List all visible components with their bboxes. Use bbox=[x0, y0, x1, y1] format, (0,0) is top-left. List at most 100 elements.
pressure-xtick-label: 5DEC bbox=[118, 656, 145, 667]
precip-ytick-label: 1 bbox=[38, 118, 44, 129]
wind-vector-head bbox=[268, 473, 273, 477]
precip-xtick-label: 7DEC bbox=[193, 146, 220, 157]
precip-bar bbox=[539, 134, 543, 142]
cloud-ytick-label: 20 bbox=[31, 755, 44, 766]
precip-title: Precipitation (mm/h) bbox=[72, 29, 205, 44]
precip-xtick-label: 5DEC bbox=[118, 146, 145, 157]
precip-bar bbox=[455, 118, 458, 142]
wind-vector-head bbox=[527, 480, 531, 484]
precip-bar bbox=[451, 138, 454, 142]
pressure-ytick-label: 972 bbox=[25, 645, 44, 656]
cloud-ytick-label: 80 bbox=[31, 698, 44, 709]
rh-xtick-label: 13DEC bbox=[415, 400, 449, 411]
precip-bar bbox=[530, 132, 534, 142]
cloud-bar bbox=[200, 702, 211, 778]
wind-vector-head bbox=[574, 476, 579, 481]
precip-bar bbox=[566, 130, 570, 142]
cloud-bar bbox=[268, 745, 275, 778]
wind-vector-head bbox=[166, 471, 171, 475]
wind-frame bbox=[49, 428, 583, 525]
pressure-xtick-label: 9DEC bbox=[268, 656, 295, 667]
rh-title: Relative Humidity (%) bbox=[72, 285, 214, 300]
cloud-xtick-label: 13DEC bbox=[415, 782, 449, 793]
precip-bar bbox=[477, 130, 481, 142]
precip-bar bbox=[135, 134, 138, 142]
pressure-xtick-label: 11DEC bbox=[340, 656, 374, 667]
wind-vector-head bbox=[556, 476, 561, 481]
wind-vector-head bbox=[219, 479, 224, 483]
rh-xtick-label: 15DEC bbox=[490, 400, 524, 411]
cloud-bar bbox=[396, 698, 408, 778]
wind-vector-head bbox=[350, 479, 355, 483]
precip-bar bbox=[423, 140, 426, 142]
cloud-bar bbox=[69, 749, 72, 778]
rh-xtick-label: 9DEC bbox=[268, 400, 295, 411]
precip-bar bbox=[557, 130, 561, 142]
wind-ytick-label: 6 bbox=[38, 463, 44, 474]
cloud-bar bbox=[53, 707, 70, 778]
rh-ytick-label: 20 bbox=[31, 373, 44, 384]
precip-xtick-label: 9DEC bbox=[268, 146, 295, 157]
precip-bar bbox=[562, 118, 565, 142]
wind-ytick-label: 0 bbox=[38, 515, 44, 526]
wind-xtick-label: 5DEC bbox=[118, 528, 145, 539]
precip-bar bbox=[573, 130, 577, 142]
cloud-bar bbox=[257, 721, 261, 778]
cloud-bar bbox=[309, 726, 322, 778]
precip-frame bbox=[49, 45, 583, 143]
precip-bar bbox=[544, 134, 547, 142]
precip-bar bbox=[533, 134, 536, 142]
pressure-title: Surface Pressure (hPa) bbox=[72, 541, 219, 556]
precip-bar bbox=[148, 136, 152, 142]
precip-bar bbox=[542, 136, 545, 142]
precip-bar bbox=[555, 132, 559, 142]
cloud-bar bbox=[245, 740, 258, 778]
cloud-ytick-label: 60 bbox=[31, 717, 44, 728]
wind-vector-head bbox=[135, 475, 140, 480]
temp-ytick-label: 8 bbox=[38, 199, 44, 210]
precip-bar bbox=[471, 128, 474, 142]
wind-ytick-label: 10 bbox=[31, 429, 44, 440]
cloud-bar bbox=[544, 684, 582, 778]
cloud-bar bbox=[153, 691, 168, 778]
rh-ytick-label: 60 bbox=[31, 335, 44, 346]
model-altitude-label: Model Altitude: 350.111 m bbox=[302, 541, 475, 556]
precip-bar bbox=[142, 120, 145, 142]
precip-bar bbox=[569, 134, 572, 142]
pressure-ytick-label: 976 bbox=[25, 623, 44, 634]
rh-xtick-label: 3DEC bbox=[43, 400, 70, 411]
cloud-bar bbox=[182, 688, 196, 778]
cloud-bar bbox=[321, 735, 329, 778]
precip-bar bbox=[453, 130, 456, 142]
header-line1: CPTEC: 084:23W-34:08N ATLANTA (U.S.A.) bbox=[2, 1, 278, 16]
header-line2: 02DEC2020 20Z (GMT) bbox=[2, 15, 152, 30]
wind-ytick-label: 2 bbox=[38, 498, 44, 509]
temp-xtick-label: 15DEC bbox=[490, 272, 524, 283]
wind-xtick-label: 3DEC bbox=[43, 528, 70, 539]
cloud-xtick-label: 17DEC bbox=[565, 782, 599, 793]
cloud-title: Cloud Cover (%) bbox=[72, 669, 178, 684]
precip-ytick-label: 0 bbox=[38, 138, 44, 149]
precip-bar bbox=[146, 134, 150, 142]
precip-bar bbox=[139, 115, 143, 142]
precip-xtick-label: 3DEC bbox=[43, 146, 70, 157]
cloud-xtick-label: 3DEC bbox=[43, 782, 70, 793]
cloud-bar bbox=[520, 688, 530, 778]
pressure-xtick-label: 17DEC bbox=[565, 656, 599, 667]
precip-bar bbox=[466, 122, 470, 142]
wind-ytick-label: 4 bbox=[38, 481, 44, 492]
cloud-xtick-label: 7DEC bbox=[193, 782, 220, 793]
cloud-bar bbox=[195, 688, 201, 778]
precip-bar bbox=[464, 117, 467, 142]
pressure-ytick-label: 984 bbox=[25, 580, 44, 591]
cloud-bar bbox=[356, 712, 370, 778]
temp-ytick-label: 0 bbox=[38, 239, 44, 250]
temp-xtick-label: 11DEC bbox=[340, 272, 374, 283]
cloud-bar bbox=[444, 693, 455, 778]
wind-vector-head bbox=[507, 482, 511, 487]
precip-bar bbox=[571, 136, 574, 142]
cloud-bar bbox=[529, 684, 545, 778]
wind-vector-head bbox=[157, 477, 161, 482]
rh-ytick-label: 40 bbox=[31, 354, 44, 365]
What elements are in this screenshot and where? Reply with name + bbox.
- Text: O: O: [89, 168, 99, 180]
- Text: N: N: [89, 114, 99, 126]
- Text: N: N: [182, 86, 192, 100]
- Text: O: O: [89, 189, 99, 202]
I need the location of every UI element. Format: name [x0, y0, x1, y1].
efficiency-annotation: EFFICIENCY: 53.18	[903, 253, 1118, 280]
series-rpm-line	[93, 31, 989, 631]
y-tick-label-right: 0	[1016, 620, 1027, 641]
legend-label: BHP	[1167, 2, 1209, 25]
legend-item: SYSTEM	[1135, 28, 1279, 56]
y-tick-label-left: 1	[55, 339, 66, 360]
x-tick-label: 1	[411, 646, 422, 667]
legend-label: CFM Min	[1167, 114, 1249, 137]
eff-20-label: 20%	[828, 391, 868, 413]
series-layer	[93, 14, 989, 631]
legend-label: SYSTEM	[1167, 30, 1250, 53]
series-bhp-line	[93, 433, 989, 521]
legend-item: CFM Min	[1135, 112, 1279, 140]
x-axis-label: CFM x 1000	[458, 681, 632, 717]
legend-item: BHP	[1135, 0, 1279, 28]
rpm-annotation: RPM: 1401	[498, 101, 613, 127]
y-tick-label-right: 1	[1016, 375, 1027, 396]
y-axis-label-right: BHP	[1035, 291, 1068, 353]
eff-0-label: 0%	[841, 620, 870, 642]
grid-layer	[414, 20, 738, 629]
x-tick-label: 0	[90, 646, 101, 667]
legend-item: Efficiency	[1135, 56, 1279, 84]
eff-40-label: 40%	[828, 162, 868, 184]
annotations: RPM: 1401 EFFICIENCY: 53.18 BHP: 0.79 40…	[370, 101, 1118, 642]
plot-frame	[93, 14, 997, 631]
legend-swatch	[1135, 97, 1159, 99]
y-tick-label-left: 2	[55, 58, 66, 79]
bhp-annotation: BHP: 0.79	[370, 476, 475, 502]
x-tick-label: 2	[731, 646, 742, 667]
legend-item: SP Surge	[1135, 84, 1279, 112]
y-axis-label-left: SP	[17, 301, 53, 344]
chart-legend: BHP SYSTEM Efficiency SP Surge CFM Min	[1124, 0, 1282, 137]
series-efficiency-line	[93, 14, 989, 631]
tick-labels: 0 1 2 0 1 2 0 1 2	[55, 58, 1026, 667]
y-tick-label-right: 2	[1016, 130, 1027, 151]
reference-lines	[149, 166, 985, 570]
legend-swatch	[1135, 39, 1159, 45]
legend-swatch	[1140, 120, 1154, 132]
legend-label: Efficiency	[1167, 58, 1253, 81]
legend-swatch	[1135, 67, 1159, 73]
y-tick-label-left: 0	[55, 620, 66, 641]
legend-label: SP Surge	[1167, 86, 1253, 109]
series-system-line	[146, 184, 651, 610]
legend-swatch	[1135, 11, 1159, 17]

□ □ □ □ □ □ □

## [What is being asked]
Copy the records word for word, starting at the first line and stopping after the line that contains "wind-vector-head bbox=[268, 473, 273, 477]".

## [Completed task]
List all visible components with their bboxes. Use bbox=[x0, y0, x1, y1] format, (0,0) is top-left. List at most 100 elements.
pressure-xtick-label: 5DEC bbox=[118, 656, 145, 667]
precip-ytick-label: 1 bbox=[38, 118, 44, 129]
wind-vector-head bbox=[268, 473, 273, 477]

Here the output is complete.